## The exercise
Write out all the material exactly. Leave nothing out.

[Dataset items]
________________

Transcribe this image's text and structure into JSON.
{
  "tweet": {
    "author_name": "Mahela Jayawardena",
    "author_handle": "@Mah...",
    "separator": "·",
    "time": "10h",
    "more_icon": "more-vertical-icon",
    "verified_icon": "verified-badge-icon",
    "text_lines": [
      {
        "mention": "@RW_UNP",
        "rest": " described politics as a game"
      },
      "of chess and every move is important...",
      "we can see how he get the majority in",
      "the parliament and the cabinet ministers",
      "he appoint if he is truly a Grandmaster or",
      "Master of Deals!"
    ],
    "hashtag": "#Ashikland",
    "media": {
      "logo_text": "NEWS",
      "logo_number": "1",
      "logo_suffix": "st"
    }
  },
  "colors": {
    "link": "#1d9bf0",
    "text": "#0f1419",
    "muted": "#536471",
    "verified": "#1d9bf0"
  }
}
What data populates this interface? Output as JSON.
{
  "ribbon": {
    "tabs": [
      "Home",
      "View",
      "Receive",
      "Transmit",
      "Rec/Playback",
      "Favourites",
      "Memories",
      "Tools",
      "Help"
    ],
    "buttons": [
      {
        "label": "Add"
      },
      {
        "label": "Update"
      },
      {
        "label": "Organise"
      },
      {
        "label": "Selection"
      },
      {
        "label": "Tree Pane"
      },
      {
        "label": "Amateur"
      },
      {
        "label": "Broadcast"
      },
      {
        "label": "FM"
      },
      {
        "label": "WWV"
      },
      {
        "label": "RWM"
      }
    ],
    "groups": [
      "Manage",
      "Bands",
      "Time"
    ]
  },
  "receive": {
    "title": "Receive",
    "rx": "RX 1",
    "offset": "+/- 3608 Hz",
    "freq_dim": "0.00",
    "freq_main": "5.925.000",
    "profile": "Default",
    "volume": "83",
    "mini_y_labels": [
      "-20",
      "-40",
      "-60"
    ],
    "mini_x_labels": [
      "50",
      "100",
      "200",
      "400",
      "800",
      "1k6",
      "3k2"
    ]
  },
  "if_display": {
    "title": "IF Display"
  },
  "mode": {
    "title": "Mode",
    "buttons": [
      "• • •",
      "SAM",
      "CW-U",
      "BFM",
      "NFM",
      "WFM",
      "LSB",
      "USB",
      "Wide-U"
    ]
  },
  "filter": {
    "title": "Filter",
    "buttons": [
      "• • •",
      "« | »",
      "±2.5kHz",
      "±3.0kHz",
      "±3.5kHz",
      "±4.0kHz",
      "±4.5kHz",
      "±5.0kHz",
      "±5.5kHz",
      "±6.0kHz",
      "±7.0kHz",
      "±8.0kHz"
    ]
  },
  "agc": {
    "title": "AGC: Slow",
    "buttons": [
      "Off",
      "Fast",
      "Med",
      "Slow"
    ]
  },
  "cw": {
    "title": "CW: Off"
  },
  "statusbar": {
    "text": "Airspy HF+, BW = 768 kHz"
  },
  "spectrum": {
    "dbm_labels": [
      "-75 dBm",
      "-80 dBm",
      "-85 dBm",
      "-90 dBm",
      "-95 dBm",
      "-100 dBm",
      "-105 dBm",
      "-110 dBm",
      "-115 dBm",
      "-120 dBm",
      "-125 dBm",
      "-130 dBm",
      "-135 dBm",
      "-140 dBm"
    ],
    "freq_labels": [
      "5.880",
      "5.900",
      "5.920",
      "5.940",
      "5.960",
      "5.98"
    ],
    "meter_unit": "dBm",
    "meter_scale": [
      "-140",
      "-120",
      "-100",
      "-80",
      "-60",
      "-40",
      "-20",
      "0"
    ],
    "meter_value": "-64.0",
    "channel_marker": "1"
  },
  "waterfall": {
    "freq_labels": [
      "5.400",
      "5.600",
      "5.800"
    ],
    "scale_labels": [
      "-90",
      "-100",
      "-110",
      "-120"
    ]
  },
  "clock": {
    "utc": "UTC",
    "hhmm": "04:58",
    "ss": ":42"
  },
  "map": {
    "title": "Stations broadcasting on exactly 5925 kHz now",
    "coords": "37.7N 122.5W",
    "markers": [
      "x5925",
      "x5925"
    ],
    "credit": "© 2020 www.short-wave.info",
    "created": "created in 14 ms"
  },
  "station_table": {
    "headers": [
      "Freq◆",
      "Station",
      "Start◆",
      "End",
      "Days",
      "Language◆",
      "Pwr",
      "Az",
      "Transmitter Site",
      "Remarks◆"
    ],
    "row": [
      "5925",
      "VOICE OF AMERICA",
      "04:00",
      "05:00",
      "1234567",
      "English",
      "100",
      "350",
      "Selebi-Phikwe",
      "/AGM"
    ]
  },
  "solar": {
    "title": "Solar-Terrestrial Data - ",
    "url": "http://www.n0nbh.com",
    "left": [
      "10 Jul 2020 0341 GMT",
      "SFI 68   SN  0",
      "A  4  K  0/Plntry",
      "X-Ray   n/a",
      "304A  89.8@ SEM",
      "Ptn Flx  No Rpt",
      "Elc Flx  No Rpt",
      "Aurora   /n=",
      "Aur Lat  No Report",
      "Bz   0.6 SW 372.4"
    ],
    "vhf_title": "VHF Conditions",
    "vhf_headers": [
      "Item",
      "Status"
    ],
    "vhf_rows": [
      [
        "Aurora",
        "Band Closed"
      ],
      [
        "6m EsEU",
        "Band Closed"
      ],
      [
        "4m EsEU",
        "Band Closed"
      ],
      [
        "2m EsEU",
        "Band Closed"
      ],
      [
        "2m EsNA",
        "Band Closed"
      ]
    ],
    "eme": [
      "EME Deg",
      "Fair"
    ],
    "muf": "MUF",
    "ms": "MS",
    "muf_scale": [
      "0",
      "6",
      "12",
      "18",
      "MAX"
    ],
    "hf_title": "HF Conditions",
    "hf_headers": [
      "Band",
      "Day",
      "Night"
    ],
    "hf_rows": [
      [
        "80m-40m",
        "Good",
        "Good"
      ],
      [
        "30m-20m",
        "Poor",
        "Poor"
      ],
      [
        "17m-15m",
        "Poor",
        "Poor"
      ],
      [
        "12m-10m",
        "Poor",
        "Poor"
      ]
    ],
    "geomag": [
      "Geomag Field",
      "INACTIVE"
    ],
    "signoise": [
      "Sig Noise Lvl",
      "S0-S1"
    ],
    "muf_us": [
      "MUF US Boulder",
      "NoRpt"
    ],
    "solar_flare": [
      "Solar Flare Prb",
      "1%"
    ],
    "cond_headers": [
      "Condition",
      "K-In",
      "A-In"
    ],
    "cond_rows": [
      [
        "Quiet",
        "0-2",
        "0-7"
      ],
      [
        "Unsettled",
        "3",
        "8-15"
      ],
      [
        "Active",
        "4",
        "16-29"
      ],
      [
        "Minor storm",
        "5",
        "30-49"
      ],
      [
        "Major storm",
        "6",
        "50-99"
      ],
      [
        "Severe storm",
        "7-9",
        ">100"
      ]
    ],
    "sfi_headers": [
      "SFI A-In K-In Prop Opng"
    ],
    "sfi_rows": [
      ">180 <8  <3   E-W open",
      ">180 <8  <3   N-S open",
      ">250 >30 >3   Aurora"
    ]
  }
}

________________

## Finished answer
Transcribe this image's text and structure into JSON.
{
  "tweet": {
    "author_name": "Mahela Jayawardena",
    "author_handle": "@Mah...",
    "separator": "·",
    "time": "10h",
    "more_icon": "more-vertical-icon",
    "verified_icon": "verified-badge-icon",
    "text_lines": [
      {
        "mention": "@RW_UNP",
        "rest": " described politics as a game"
      },
      "of chess and every move is important...",
      "we can see how he get the majority in",
      "the parliament and the cabinet ministers",
      "he appoint if he is truly a Grandmaster or",
      "Master of Deals!"
    ],
    "hashtag": "#Ashikland",
    "media": {
      "logo_text": "NEWS",
      "logo_number": "1",
      "logo_suffix": "st"
    }
  },
  "colors": {
    "link": "#1d9bf0",
    "text": "#0f1419",
    "muted": "#536471",
    "verified": "#1d9bf0"
  }
}
What data populates this interface? Output as JSON.
{
  "ribbon": {
    "tabs": [
      "Home",
      "View",
      "Receive",
      "Transmit",
      "Rec/Playback",
      "Favourites",
      "Memories",
      "Tools",
      "Help"
    ],
    "buttons": [
      {
        "label": "Add"
      },
      {
        "label": "Update"
      },
      {
        "label": "Organise"
      },
      {
        "label": "Selection"
      },
      {
        "label": "Tree Pane"
      },
      {
        "label": "Amateur"
      },
      {
        "label": "Broadcast"
      },
      {
        "label": "FM"
      },
      {
        "label": "WWV"
      },
      {
        "label": "RWM"
      }
    ],
    "groups": [
      "Manage",
      "Bands",
      "Time"
    ]
  },
  "receive": {
    "title": "Receive",
    "rx": "RX 1",
    "offset": "+/- 3608 Hz",
    "freq_dim": "0.00",
    "freq_main": "5.925.000",
    "profile": "Default",
    "volume": "83",
    "mini_y_labels": [
      "-20",
      "-40",
      "-60"
    ],
    "mini_x_labels": [
      "50",
      "100",
      "200",
      "400",
      "800",
      "1k6",
      "3k2"
    ]
  },
  "if_display": {
    "title": "IF Display"
  },
  "mode": {
    "title": "Mode",
    "buttons": [
      "• • •",
      "SAM",
      "CW-U",
      "BFM",
      "NFM",
      "WFM",
      "LSB",
      "USB",
      "Wide-U"
    ]
  },
  "filter": {
    "title": "Filter",
    "buttons": [
      "• • •",
      "« | »",
      "±2.5kHz",
      "±3.0kHz",
      "±3.5kHz",
      "±4.0kHz",
      "±4.5kHz",
      "±5.0kHz",
      "±5.5kHz",
      "±6.0kHz",
      "±7.0kHz",
      "±8.0kHz"
    ]
  },
  "agc": {
    "title": "AGC: Slow",
    "buttons": [
      "Off",
      "Fast",
      "Med",
      "Slow"
    ]
  },
  "cw": {
    "title": "CW: Off"
  },
  "statusbar": {
    "text": "Airspy HF+, BW = 768 kHz"
  },
  "spectrum": {
    "dbm_labels": [
      "-75 dBm",
      "-80 dBm",
      "-85 dBm",
      "-90 dBm",
      "-95 dBm",
      "-100 dBm",
      "-105 dBm",
      "-110 dBm",
      "-115 dBm",
      "-120 dBm",
      "-125 dBm",
      "-130 dBm",
      "-135 dBm",
      "-140 dBm"
    ],
    "freq_labels": [
      "5.880",
      "5.900",
      "5.920",
      "5.940",
      "5.960",
      "5.98"
    ],
    "meter_unit": "dBm",
    "meter_scale": [
      "-140",
      "-120",
      "-100",
      "-80",
      "-60",
      "-40",
      "-20",
      "0"
    ],
    "meter_value": "-64.0",
    "channel_marker": "1"
  },
  "waterfall": {
    "freq_labels": [
      "5.400",
      "5.600",
      "5.800"
    ],
    "scale_labels": [
      "-90",
      "-100",
      "-110",
      "-120"
    ]
  },
  "clock": {
    "utc": "UTC",
    "hhmm": "04:58",
    "ss": ":42"
  },
  "map": {
    "title": "Stations broadcasting on exactly 5925 kHz now",
    "coords": "37.7N 122.5W",
    "markers": [
      "x5925",
      "x5925"
    ],
    "credit": "© 2020 www.short-wave.info",
    "created": "created in 14 ms"
  },
  "station_table": {
    "headers": [
      "Freq◆",
      "Station",
      "Start◆",
      "End",
      "Days",
      "Language◆",
      "Pwr",
      "Az",
      "Transmitter Site",
      "Remarks◆"
    ],
    "row": [
      "5925",
      "VOICE OF AMERICA",
      "04:00",
      "05:00",
      "1234567",
      "English",
      "100",
      "350",
      "Selebi-Phikwe",
      "/AGM"
    ]
  },
  "solar": {
    "title": "Solar-Terrestrial Data - ",
    "url": "http://www.n0nbh.com",
    "left": [
      "10 Jul 2020 0341 GMT",
      "SFI 68   SN  0",
      "A  4  K  0/Plntry",
      "X-Ray   n/a",
      "304A  89.8@ SEM",
      "Ptn Flx  No Rpt",
      "Elc Flx  No Rpt",
      "Aurora   /n=",
      "Aur Lat  No Report",
      "Bz   0.6 SW 372.4"
    ],
    "vhf_title": "VHF Conditions",
    "vhf_headers": [
      "Item",
      "Status"
    ],
    "vhf_rows": [
      [
        "Aurora",
        "Band Closed"
      ],
      [
        "6m EsEU",
        "Band Closed"
      ],
      [
        "4m EsEU",
        "Band Closed"
      ],
      [
        "2m EsEU",
        "Band Closed"
      ],
      [
        "2m EsNA",
        "Band Closed"
      ]
    ],
    "eme": [
      "EME Deg",
      "Fair"
    ],
    "muf": "MUF",
    "ms": "MS",
    "muf_scale": [
      "0",
      "6",
      "12",
      "18",
      "MAX"
    ],
    "hf_title": "HF Conditions",
    "hf_headers": [
      "Band",
      "Day",
      "Night"
    ],
    "hf_rows": [
      [
        "80m-40m",
        "Good",
        "Good"
      ],
      [
        "30m-20m",
        "Poor",
        "Poor"
      ],
      [
        "17m-15m",
        "Poor",
        "Poor"
      ],
      [
        "12m-10m",
        "Poor",
        "Poor"
      ]
    ],
    "geomag": [
      "Geomag Field",
      "INACTIVE"
    ],
    "signoise": [
      "Sig Noise Lvl",
      "S0-S1"
    ],
    "muf_us": [
      "MUF US Boulder",
      "NoRpt"
    ],
    "solar_flare": [
      "Solar Flare Prb",
      "1%"
    ],
    "cond_headers": [
      "Condition",
      "K-In",
      "A-In"
    ],
    "cond_rows": [
      [
        "Quiet",
        "0-2",
        "0-7"
      ],
      [
        "Unsettled",
        "3",
        "8-15"
      ],
      [
        "Active",
        "4",
        "16-29"
      ],
      [
        "Minor storm",
        "5",
        "30-49"
      ],
      [
        "Major storm",
        "6",
        "50-99"
      ],
      [
        "Severe storm",
        "7-9",
        ">100"
      ]
    ],
    "sfi_headers": [
      "SFI A-In K-In Prop Opng"
    ],
    "sfi_rows": [
      ">180 <8  <3   E-W open",
      ">180 <8  <3   N-S open",
      ">250 >30 >3   Aurora"
    ]
  }
}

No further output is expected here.